[Part of a data file]

--*--

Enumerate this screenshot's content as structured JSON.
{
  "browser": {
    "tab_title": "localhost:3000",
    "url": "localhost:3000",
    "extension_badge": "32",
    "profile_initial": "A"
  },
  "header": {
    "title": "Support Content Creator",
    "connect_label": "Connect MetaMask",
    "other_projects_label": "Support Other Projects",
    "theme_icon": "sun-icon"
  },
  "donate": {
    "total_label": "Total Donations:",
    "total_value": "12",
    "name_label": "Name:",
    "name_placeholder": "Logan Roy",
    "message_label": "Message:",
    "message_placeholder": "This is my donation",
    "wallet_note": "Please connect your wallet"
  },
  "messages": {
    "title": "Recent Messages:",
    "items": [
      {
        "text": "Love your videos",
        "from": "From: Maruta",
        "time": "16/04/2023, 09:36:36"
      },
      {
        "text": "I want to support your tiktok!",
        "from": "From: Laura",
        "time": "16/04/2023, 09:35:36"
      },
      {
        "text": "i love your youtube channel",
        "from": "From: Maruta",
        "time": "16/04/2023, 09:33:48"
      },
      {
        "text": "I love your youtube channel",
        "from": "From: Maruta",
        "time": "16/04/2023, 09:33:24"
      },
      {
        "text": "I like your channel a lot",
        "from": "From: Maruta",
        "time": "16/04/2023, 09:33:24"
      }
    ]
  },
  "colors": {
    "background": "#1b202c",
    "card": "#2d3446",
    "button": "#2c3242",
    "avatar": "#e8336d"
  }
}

--*--

### [DIRECTION]
Extract every line containing the string "your" from the material.

### [THE OUTPUT]
    "wallet_note": "Please connect your wallet"
        "text": "Love your videos",
        "text": "I want to support your tiktok!",
        "text": "i love your youtube channel",
        "text": "I love your youtube channel",
        "text": "I like your channel a lot",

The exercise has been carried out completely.